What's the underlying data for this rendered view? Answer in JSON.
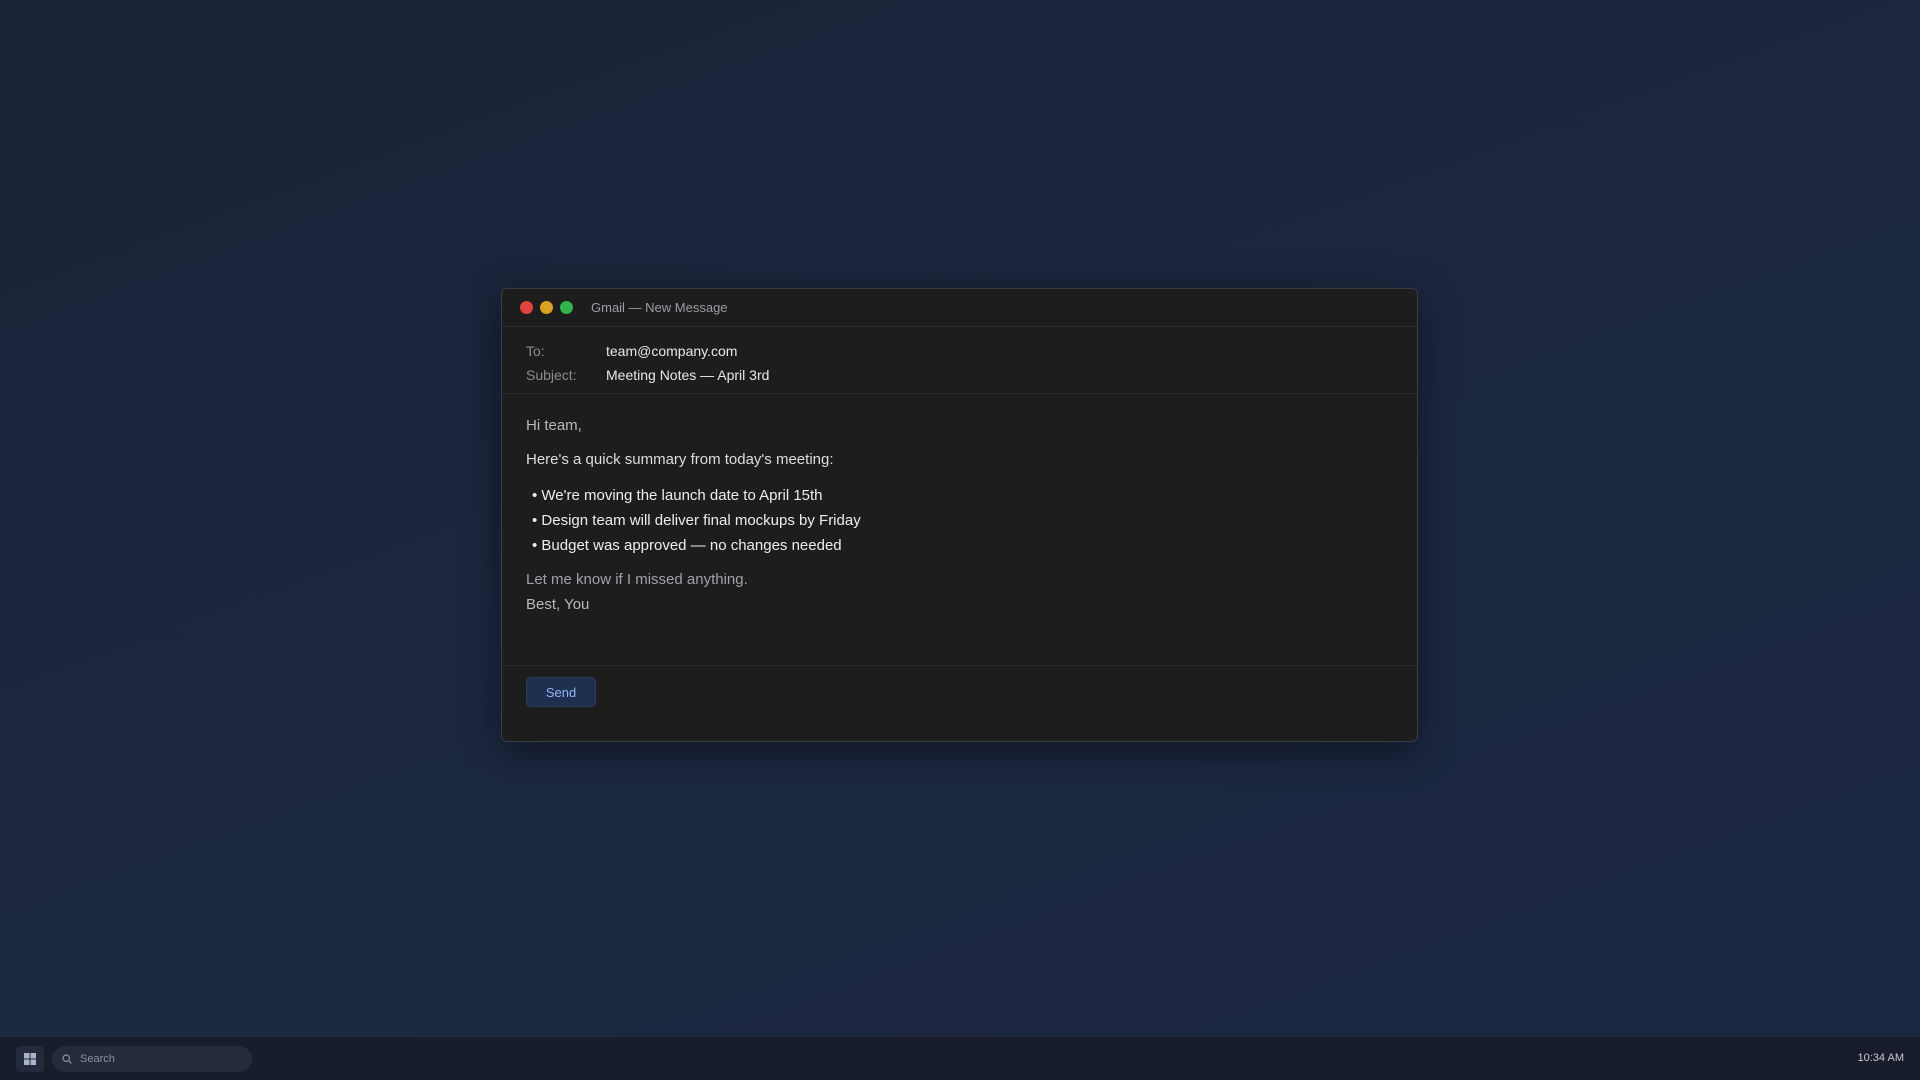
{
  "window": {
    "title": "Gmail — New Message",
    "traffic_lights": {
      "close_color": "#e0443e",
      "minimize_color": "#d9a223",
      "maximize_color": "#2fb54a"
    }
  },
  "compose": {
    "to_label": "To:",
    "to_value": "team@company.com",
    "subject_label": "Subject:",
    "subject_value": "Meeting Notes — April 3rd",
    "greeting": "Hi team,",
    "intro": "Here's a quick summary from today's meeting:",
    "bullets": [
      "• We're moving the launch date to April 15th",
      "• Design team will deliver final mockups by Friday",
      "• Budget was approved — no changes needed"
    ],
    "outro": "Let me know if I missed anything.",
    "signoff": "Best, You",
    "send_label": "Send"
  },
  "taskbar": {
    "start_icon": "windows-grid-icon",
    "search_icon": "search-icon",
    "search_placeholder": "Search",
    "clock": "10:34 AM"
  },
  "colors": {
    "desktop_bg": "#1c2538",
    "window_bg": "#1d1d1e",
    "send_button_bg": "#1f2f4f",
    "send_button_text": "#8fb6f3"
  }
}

════════════════

WHAT NEEDS TO BE DONE: Each line of the material must be retyped exactly, except that images are omitted.

SOLUTION TO THIS PROBLEM:
What's the underlying data for this rendered view? Answer in JSON.
{
  "window": {
    "title": "Gmail — New Message",
    "traffic_lights": {
      "close_color": "#e0443e",
      "minimize_color": "#d9a223",
      "maximize_color": "#2fb54a"
    }
  },
  "compose": {
    "to_label": "To:",
    "to_value": "team@company.com",
    "subject_label": "Subject:",
    "subject_value": "Meeting Notes — April 3rd",
    "greeting": "Hi team,",
    "intro": "Here's a quick summary from today's meeting:",
    "bullets": [
      "• We're moving the launch date to April 15th",
      "• Design team will deliver final mockups by Friday",
      "• Budget was approved — no changes needed"
    ],
    "outro": "Let me know if I missed anything.",
    "signoff": "Best, You",
    "send_label": "Send"
  },
  "taskbar": {
    "start_icon": "windows-grid-icon",
    "search_icon": "search-icon",
    "search_placeholder": "Search",
    "clock": "10:34 AM"
  },
  "colors": {
    "desktop_bg": "#1c2538",
    "window_bg": "#1d1d1e",
    "send_button_bg": "#1f2f4f",
    "send_button_text": "#8fb6f3"
  }
}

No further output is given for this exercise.